Repeat the lines of the listing below exactly, starting at the line that contains "Read this page and output its text content." and running through the last line, both included, and only those.

- **Record excerpts**:
= = =

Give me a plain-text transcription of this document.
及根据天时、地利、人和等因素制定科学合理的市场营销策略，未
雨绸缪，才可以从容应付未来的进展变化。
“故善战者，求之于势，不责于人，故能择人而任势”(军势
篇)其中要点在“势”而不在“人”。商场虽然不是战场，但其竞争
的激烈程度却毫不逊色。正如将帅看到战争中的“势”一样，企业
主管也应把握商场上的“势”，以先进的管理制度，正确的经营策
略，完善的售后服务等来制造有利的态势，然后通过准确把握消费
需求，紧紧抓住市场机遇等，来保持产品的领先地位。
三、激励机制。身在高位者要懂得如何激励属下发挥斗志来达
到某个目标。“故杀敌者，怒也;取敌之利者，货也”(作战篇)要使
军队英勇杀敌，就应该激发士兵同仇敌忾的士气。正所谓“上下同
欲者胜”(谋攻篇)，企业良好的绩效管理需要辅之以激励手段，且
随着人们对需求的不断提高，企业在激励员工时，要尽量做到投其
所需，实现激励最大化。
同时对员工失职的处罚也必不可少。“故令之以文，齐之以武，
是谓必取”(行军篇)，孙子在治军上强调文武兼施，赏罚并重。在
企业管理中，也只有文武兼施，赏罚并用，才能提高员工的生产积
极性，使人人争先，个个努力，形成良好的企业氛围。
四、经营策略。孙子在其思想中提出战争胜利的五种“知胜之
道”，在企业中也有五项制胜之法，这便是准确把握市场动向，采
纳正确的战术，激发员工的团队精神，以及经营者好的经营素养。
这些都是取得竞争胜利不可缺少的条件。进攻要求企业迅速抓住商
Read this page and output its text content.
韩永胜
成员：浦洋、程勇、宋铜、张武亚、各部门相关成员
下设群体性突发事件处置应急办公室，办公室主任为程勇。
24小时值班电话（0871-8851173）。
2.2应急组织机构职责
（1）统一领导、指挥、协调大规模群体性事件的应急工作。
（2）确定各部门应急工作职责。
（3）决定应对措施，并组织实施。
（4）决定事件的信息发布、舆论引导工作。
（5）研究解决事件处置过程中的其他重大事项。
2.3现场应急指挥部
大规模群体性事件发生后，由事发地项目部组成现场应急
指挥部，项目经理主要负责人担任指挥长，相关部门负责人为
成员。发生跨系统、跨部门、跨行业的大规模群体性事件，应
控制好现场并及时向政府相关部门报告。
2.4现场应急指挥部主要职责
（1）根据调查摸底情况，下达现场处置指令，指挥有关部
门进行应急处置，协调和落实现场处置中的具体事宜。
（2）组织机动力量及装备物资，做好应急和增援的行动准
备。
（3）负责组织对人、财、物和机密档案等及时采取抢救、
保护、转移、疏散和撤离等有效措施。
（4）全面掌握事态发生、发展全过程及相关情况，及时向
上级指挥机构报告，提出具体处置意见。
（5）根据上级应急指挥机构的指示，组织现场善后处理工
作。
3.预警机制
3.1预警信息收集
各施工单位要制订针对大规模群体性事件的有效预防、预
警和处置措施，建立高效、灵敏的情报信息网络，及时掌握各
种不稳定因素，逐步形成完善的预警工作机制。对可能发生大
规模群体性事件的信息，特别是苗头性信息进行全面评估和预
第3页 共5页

= = =

- **Response for this exercise**:
Read this page and output its text content.
韩永胜
成员：浦洋、程勇、宋铜、张武亚、各部门相关成员
下设群体性突发事件处置应急办公室，办公室主任为程勇。
24小时值班电话（0871-8851173）。
2.2应急组织机构职责
（1）统一领导、指挥、协调大规模群体性事件的应急工作。
（2）确定各部门应急工作职责。
（3）决定应对措施，并组织实施。
（4）决定事件的信息发布、舆论引导工作。
（5）研究解决事件处置过程中的其他重大事项。
2.3现场应急指挥部
大规模群体性事件发生后，由事发地项目部组成现场应急
指挥部，项目经理主要负责人担任指挥长，相关部门负责人为
成员。发生跨系统、跨部门、跨行业的大规模群体性事件，应
控制好现场并及时向政府相关部门报告。
2.4现场应急指挥部主要职责
（1）根据调查摸底情况，下达现场处置指令，指挥有关部
门进行应急处置，协调和落实现场处置中的具体事宜。
（2）组织机动力量及装备物资，做好应急和增援的行动准
备。
（3）负责组织对人、财、物和机密档案等及时采取抢救、
保护、转移、疏散和撤离等有效措施。
（4）全面掌握事态发生、发展全过程及相关情况，及时向
上级指挥机构报告，提出具体处置意见。
（5）根据上级应急指挥机构的指示，组织现场善后处理工
作。
3.预警机制
3.1预警信息收集
各施工单位要制订针对大规模群体性事件的有效预防、预
警和处置措施，建立高效、灵敏的情报信息网络，及时掌握各
种不稳定因素，逐步形成完善的预警工作机制。对可能发生大
规模群体性事件的信息，特别是苗头性信息进行全面评估和预
第3页 共5页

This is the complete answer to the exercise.